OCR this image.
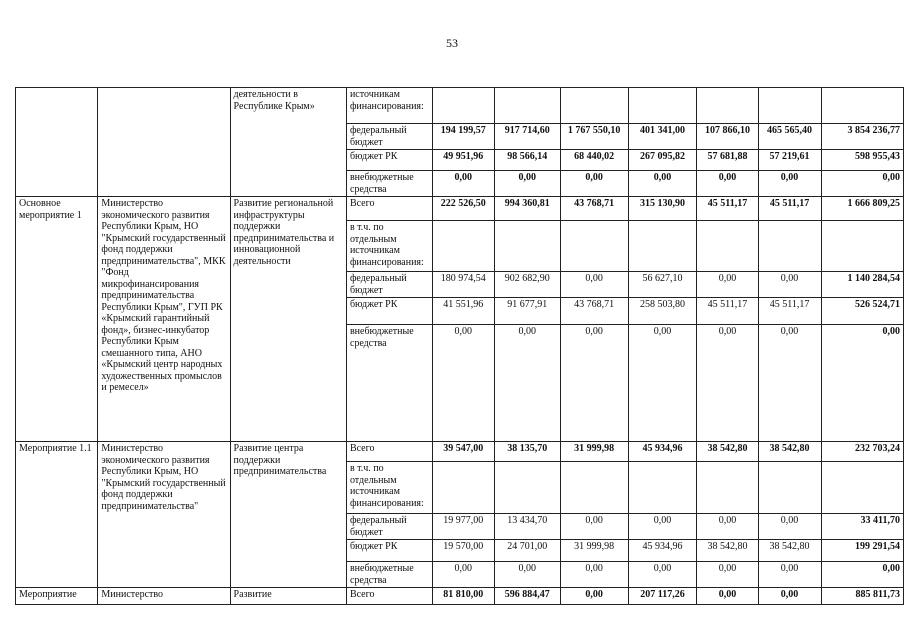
53
		деятельности в Республике Крым»	источникам финансирования:							
			федеральный бюджет	194 199,57	917 714,60	1 767 550,10	401 341,00	107 866,10	465 565,40	3 854 236,77
			бюджет РК	49 951,96	98 566,14	68 440,02	267 095,82	57 681,88	57 219,61	598 955,43
			внебюджетные средства	0,00	0,00	0,00	0,00	0,00	0,00	0,00
Основное мероприятие 1	Министерство экономического развития Республики Крым, НО "Крымский государственный фонд поддержки предпринимательства", МКК "Фонд микрофинансирования предпринимательства Республики Крым", ГУП РК «Крымский гарантийный фонд», бизнес-инкубатор Республики Крым смешанного типа, АНО «Крымский центр народных художественных промыслов и ремесел»	Развитие региональной инфраструктуры поддержки предпринимательства и инновационной деятельности	Всего	222 526,50	994 360,81	43 768,71	315 130,90	45 511,17	45 511,17	1 666 809,25
			в т.ч. по отдельным источникам финансирования:							
			федеральный бюджет	180 974,54	902 682,90	0,00	56 627,10	0,00	0,00	1 140 284,54
			бюджет РК	41 551,96	91 677,91	43 768,71	258 503,80	45 511,17	45 511,17	526 524,71
			внебюджетные средства	0,00	0,00	0,00	0,00	0,00	0,00	0,00
Мероприятие 1.1	Министерство экономического развития Республики Крым, НО "Крымский государственный фонд поддержки предпринимательства"	Развитие центра поддержки предпринимательства	Всего	39 547,00	38 135,70	31 999,98	45 934,96	38 542,80	38 542,80	232 703,24
			в т.ч. по отдельным источникам финансирования:							
			федеральный бюджет	19 977,00	13 434,70	0,00	0,00	0,00	0,00	33 411,70
			бюджет РК	19 570,00	24 701,00	31 999,98	45 934,96	38 542,80	38 542,80	199 291,54
			внебюджетные средства	0,00	0,00	0,00	0,00	0,00	0,00	0,00
Мероприятие	Министерство	Развитие	Всего	81 810,00	596 884,47	0,00	207 117,26	0,00	0,00	885 811,73
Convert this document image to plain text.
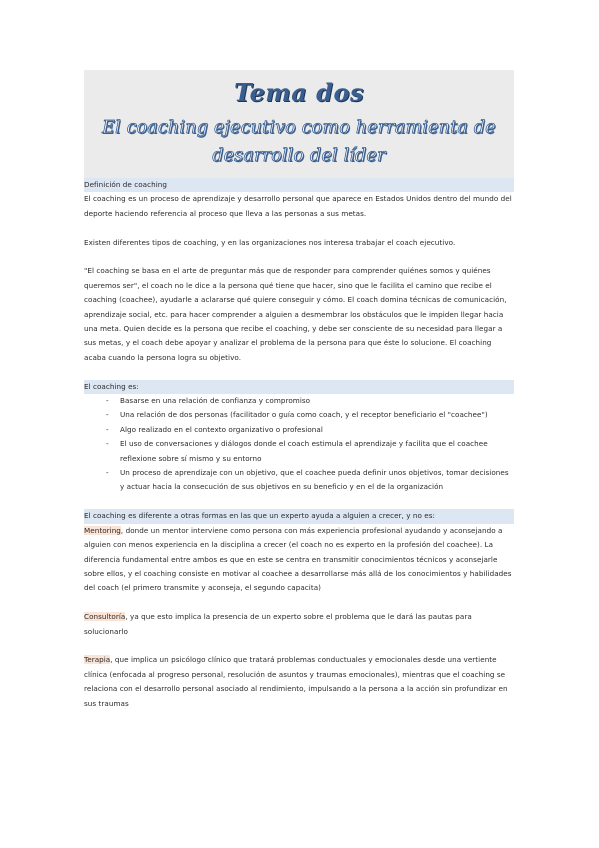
Tema dos
El coaching ejecutivo como herramienta de
desarrollo del líder
Definición de coaching
El coaching es un proceso de aprendizaje y desarrollo personal que aparece en Estados Unidos dentro del mundo del deporte haciendo referencia al proceso que lleva a las personas a sus metas.
Existen diferentes tipos de coaching, y en las organizaciones nos interesa trabajar el coach ejecutivo.
"El coaching se basa en el arte de preguntar más que de responder para comprender quiénes somos y quiénes queremos ser", el coach no le dice a la persona qué tiene que hacer, sino que le facilita el camino que recibe el coaching (coachee), ayudarle a aclararse qué quiere conseguir y cómo. El coach domina técnicas de comunicación, aprendizaje social, etc. para hacer comprender a alguien a desmembrar los obstáculos que le impiden llegar hacia una meta. Quien decide es la persona que recibe el coaching, y debe ser consciente de su necesidad para llegar a sus metas, y el coach debe apoyar y analizar el problema de la persona para que éste lo solucione. El coaching acaba cuando la persona logra su objetivo.
El coaching es:
- Basarse en una relación de confianza y compromiso
- Una relación de dos personas (facilitador o guía como coach, y el receptor beneficiario el "coachee")
- Algo realizado en el contexto organizativo o profesional
- El uso de conversaciones y diálogos donde el coach estimula el aprendizaje y facilita que el coachee reflexione sobre sí mismo y su entorno
- Un proceso de aprendizaje con un objetivo, que el coachee pueda definir unos objetivos, tomar decisiones y actuar hacia la consecución de sus objetivos en su beneficio y en el de la organización
El coaching es diferente a otras formas en las que un experto ayuda a alguien a crecer, y no es:
Mentoring, donde un mentor interviene como persona con más experiencia profesional ayudando y aconsejando a alguien con menos experiencia en la disciplina a crecer (el coach no es experto en la profesión del coachee). La diferencia fundamental entre ambos es que en este se centra en transmitir conocimientos técnicos y aconsejarle sobre ellos, y el coaching consiste en motivar al coachee a desarrollarse más allá de los conocimientos y habilidades del coach (el primero transmite y aconseja, el segundo capacita)
Consultoría, ya que esto implica la presencia de un experto sobre el problema que le dará las pautas para solucionarlo
Terapia, que implica un psicólogo clínico que tratará problemas conductuales y emocionales desde una vertiente clínica (enfocada al progreso personal, resolución de asuntos y traumas emocionales), mientras que el coaching se relaciona con el desarrollo personal asociado al rendimiento, impulsando a la persona a la acción sin profundizar en sus traumas
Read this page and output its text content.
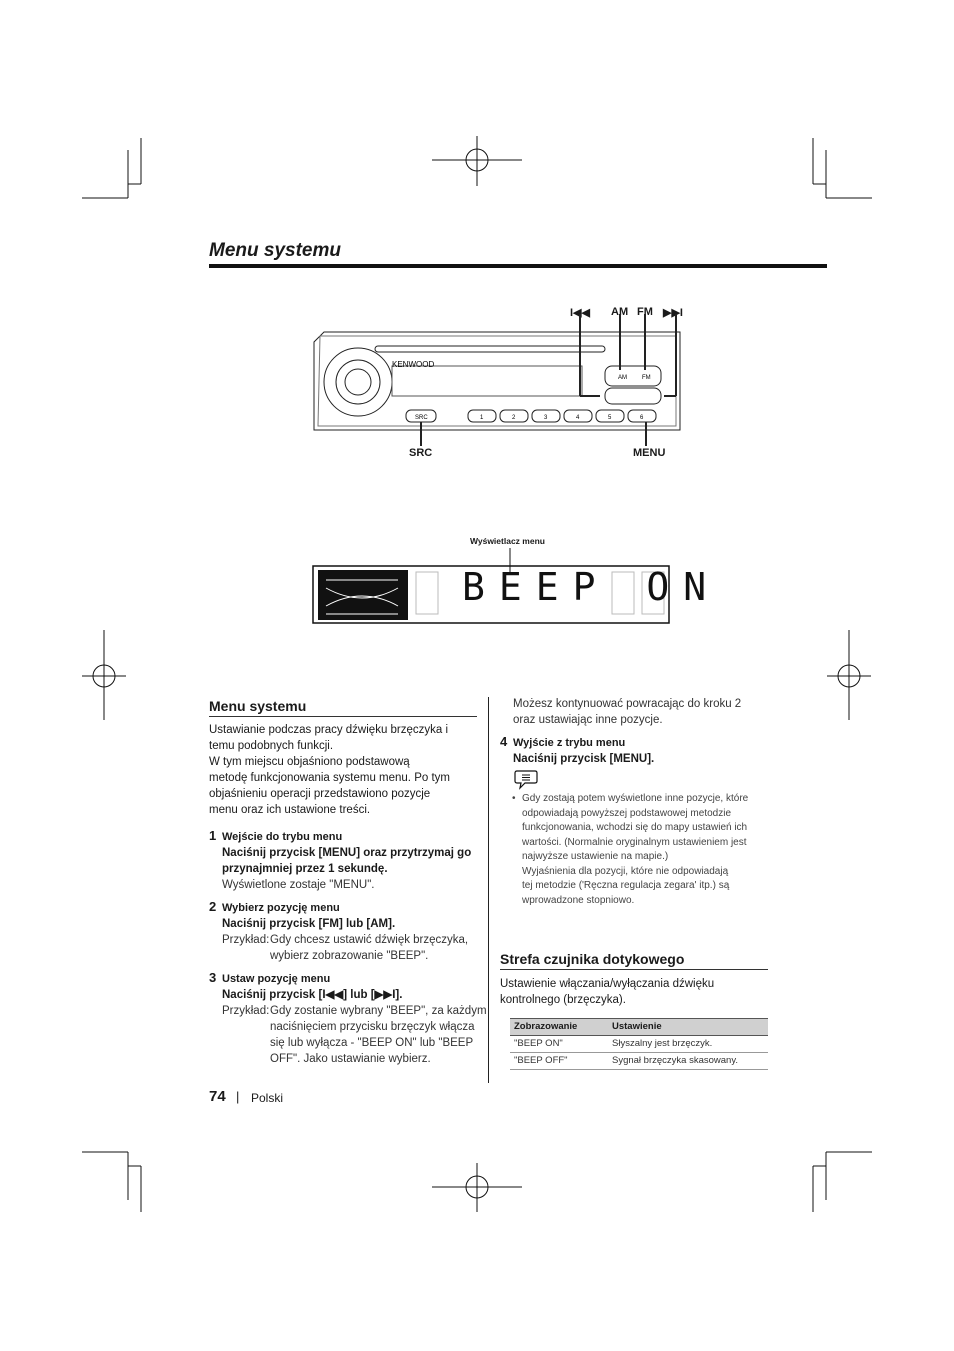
Menu systemu
I◀◀ AM FM ▶▶I
SRC	MENU
KENWOOD
AM	FM
SRC	1	2	3	4	5	6
Wyświetlacz menu
BEEP ON
Menu systemu
Ustawianie podczas pracy dźwięku brzęczyka i
temu podobnych funkcji.
W tym miejscu objaśniono podstawową
metodę funkcjonowania systemu menu. Po tym
objaśnieniu operacji przedstawiono pozycje
menu oraz ich ustawione treści.
1 Wejście do trybu menu
Naciśnij przycisk [MENU] oraz przytrzymaj go
przynajmniej przez 1 sekundę.
Wyświetlone zostaje "MENU".
2 Wybierz pozycję menu
Naciśnij przycisk [FM] lub [AM].
Przykład: Gdy chcesz ustawić dźwięk brzęczyka,
wybierz zobrazowanie "BEEP".
3 Ustaw pozycję menu
Naciśnij przycisk [I◀◀] lub [▶▶I].
Przykład: Gdy zostanie wybrany "BEEP", za każdym
naciśnięciem przycisku brzęczyk włącza
się lub wyłącza - "BEEP ON" lub "BEEP
OFF". Jako ustawianie wybierz.
Możesz kontynuować powracając do kroku 2
oraz ustawiając inne pozycje.
4 Wyjście z trybu menu
Naciśnij przycisk [MENU].
• Gdy zostają potem wyświetlone inne pozycje, które
odpowiadają powyższej podstawowej metodzie
funkcjonowania, wchodzi się do mapy ustawień ich
wartości. (Normalnie oryginalnym ustawieniem jest
najwyższe ustawienie na mapie.)
Wyjaśnienia dla pozycji, które nie odpowiadają
tej metodzie ('Ręczna regulacja zegara' itp.) są
wprowadzone stopniowo.
Strefa czujnika dotykowego
Ustawienie włączania/wyłączania dźwięku
kontrolnego (brzęczyka).
Zobrazowanie	Ustawienie
"BEEP ON"	Słyszalny jest brzęczyk.
"BEEP OFF"	Sygnał brzęczyka skasowany.
74 | Polski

------------------------

## REQUIRED TASK
Transcribe the entries above verbatim, omitting their pictures.

## SOLUTION
OCR this image.
53
		деятельности в Республике Крым»	источникам финансирования:							
			федеральный бюджет	194 199,57	917 714,60	1 767 550,10	401 341,00	107 866,10	465 565,40	3 854 236,77
			бюджет РК	49 951,96	98 566,14	68 440,02	267 095,82	57 681,88	57 219,61	598 955,43
			внебюджетные средства	0,00	0,00	0,00	0,00	0,00	0,00	0,00
Основное мероприятие 1	Министерство экономического развития Республики Крым, НО "Крымский государственный фонд поддержки предпринимательства", МКК "Фонд микрофинансирования предпринимательства Республики Крым", ГУП РК «Крымский гарантийный фонд», бизнес-инкубатор Республики Крым смешанного типа, АНО «Крымский центр народных художественных промыслов и ремесел»	Развитие региональной инфраструктуры поддержки предпринимательства и инновационной деятельности	Всего	222 526,50	994 360,81	43 768,71	315 130,90	45 511,17	45 511,17	1 666 809,25
			в т.ч. по отдельным источникам финансирования:							
			федеральный бюджет	180 974,54	902 682,90	0,00	56 627,10	0,00	0,00	1 140 284,54
			бюджет РК	41 551,96	91 677,91	43 768,71	258 503,80	45 511,17	45 511,17	526 524,71
			внебюджетные средства	0,00	0,00	0,00	0,00	0,00	0,00	0,00
Мероприятие 1.1	Министерство экономического развития Республики Крым, НО "Крымский государственный фонд поддержки предпринимательства"	Развитие центра поддержки предпринимательства	Всего	39 547,00	38 135,70	31 999,98	45 934,96	38 542,80	38 542,80	232 703,24
			в т.ч. по отдельным источникам финансирования:							
			федеральный бюджет	19 977,00	13 434,70	0,00	0,00	0,00	0,00	33 411,70
			бюджет РК	19 570,00	24 701,00	31 999,98	45 934,96	38 542,80	38 542,80	199 291,54
			внебюджетные средства	0,00	0,00	0,00	0,00	0,00	0,00	0,00
Мероприятие	Министерство	Развитие	Всего	81 810,00	596 884,47	0,00	207 117,26	0,00	0,00	885 811,73
Convert this document image to plain text.
Tema dos
El coaching ejecutivo como herramienta de
desarrollo del líder
Definición de coaching
El coaching es un proceso de aprendizaje y desarrollo personal que aparece en Estados Unidos dentro del mundo del deporte haciendo referencia al proceso que lleva a las personas a sus metas.
Existen diferentes tipos de coaching, y en las organizaciones nos interesa trabajar el coach ejecutivo.
"El coaching se basa en el arte de preguntar más que de responder para comprender quiénes somos y quiénes queremos ser", el coach no le dice a la persona qué tiene que hacer, sino que le facilita el camino que recibe el coaching (coachee), ayudarle a aclararse qué quiere conseguir y cómo. El coach domina técnicas de comunicación, aprendizaje social, etc. para hacer comprender a alguien a desmembrar los obstáculos que le impiden llegar hacia una meta. Quien decide es la persona que recibe el coaching, y debe ser consciente de su necesidad para llegar a sus metas, y el coach debe apoyar y analizar el problema de la persona para que éste lo solucione. El coaching acaba cuando la persona logra su objetivo.
El coaching es:
- Basarse en una relación de confianza y compromiso
- Una relación de dos personas (facilitador o guía como coach, y el receptor beneficiario el "coachee")
- Algo realizado en el contexto organizativo o profesional
- El uso de conversaciones y diálogos donde el coach estimula el aprendizaje y facilita que el coachee reflexione sobre sí mismo y su entorno
- Un proceso de aprendizaje con un objetivo, que el coachee pueda definir unos objetivos, tomar decisiones y actuar hacia la consecución de sus objetivos en su beneficio y en el de la organización
El coaching es diferente a otras formas en las que un experto ayuda a alguien a crecer, y no es:
Mentoring, donde un mentor interviene como persona con más experiencia profesional ayudando y aconsejando a alguien con menos experiencia en la disciplina a crecer (el coach no es experto en la profesión del coachee). La diferencia fundamental entre ambos es que en este se centra en transmitir conocimientos técnicos y aconsejarle sobre ellos, y el coaching consiste en motivar al coachee a desarrollarse más allá de los conocimientos y habilidades del coach (el primero transmite y aconseja, el segundo capacita)
Consultoría, ya que esto implica la presencia de un experto sobre el problema que le dará las pautas para solucionarlo
Terapia, que implica un psicólogo clínico que tratará problemas conductuales y emocionales desde una vertiente clínica (enfocada al progreso personal, resolución de asuntos y traumas emocionales), mientras que el coaching se relaciona con el desarrollo personal asociado al rendimiento, impulsando a la persona a la acción sin profundizar en sus traumas
Read this page and output its text content.
Menu systemu
I◀◀ AM FM ▶▶I
SRC	MENU
KENWOOD
AM	FM
SRC	1	2	3	4	5	6
Wyświetlacz menu
BEEP ON
Menu systemu
Ustawianie podczas pracy dźwięku brzęczyka i
temu podobnych funkcji.
W tym miejscu objaśniono podstawową
metodę funkcjonowania systemu menu. Po tym
objaśnieniu operacji przedstawiono pozycje
menu oraz ich ustawione treści.
1 Wejście do trybu menu
Naciśnij przycisk [MENU] oraz przytrzymaj go
przynajmniej przez 1 sekundę.
Wyświetlone zostaje "MENU".
2 Wybierz pozycję menu
Naciśnij przycisk [FM] lub [AM].
Przykład: Gdy chcesz ustawić dźwięk brzęczyka,
wybierz zobrazowanie "BEEP".
3 Ustaw pozycję menu
Naciśnij przycisk [I◀◀] lub [▶▶I].
Przykład: Gdy zostanie wybrany "BEEP", za każdym
naciśnięciem przycisku brzęczyk włącza
się lub wyłącza - "BEEP ON" lub "BEEP
OFF". Jako ustawianie wybierz.
Możesz kontynuować powracając do kroku 2
oraz ustawiając inne pozycje.
4 Wyjście z trybu menu
Naciśnij przycisk [MENU].
• Gdy zostają potem wyświetlone inne pozycje, które
odpowiadają powyższej podstawowej metodzie
funkcjonowania, wchodzi się do mapy ustawień ich
wartości. (Normalnie oryginalnym ustawieniem jest
najwyższe ustawienie na mapie.)
Wyjaśnienia dla pozycji, które nie odpowiadają
tej metodzie ('Ręczna regulacja zegara' itp.) są
wprowadzone stopniowo.
Strefa czujnika dotykowego
Ustawienie włączania/wyłączania dźwięku
kontrolnego (brzęczyka).
Zobrazowanie	Ustawienie
"BEEP ON"	Słyszalny jest brzęczyk.
"BEEP OFF"	Sygnał brzęczyka skasowany.
74 | Polski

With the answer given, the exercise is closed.